Task: The exercise asks for every line of the data to be reproduced exactly.

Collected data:
☆ ☆ ☆ ☆ ☆

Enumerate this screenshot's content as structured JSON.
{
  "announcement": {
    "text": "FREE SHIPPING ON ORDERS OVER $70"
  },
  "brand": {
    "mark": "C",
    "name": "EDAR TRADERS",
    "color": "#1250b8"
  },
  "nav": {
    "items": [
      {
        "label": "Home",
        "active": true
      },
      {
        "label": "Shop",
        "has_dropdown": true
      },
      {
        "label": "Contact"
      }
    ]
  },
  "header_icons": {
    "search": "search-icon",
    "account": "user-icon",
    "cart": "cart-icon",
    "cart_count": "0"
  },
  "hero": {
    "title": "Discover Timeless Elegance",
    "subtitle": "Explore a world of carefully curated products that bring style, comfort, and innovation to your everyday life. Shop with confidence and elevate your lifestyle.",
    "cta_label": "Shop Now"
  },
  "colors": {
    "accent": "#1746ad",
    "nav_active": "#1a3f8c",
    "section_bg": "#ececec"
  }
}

☆ ☆ ☆ ☆ ☆

The response:
Enumerate this screenshot's content as structured JSON.
{
  "announcement": {
    "text": "FREE SHIPPING ON ORDERS OVER $70"
  },
  "brand": {
    "mark": "C",
    "name": "EDAR TRADERS",
    "color": "#1250b8"
  },
  "nav": {
    "items": [
      {
        "label": "Home",
        "active": true
      },
      {
        "label": "Shop",
        "has_dropdown": true
      },
      {
        "label": "Contact"
      }
    ]
  },
  "header_icons": {
    "search": "search-icon",
    "account": "user-icon",
    "cart": "cart-icon",
    "cart_count": "0"
  },
  "hero": {
    "title": "Discover Timeless Elegance",
    "subtitle": "Explore a world of carefully curated products that bring style, comfort, and innovation to your everyday life. Shop with confidence and elevate your lifestyle.",
    "cta_label": "Shop Now"
  },
  "colors": {
    "accent": "#1746ad",
    "nav_active": "#1a3f8c",
    "section_bg": "#ececec"
  }
}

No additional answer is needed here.